**JOB**
Send back the records in full, character for character.

**RECORDS SHOWN**
━━━━━━━━━━━━━━━━
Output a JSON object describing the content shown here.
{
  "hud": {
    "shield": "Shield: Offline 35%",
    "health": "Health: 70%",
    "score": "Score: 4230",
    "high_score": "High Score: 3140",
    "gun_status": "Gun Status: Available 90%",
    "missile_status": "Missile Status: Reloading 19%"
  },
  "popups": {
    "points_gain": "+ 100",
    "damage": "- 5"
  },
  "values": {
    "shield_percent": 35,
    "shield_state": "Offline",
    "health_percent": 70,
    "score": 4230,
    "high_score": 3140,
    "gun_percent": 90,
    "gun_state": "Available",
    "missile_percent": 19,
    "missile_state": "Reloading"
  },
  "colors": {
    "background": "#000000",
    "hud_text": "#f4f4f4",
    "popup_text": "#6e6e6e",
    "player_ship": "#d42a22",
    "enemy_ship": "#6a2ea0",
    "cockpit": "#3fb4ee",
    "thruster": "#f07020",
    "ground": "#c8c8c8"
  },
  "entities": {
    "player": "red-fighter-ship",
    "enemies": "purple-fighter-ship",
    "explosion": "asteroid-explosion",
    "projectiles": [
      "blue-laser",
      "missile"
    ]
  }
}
━━━━━━━━━━━━━━━━
**TASK SOLUTION**
Output a JSON object describing the content shown here.
{
  "hud": {
    "shield": "Shield: Offline 35%",
    "health": "Health: 70%",
    "score": "Score: 4230",
    "high_score": "High Score: 3140",
    "gun_status": "Gun Status: Available 90%",
    "missile_status": "Missile Status: Reloading 19%"
  },
  "popups": {
    "points_gain": "+ 100",
    "damage": "- 5"
  },
  "values": {
    "shield_percent": 35,
    "shield_state": "Offline",
    "health_percent": 70,
    "score": 4230,
    "high_score": 3140,
    "gun_percent": 90,
    "gun_state": "Available",
    "missile_percent": 19,
    "missile_state": "Reloading"
  },
  "colors": {
    "background": "#000000",
    "hud_text": "#f4f4f4",
    "popup_text": "#6e6e6e",
    "player_ship": "#d42a22",
    "enemy_ship": "#6a2ea0",
    "cockpit": "#3fb4ee",
    "thruster": "#f07020",
    "ground": "#c8c8c8"
  },
  "entities": {
    "player": "red-fighter-ship",
    "enemies": "purple-fighter-ship",
    "explosion": "asteroid-explosion",
    "projectiles": [
      "blue-laser",
      "missile"
    ]
  }
}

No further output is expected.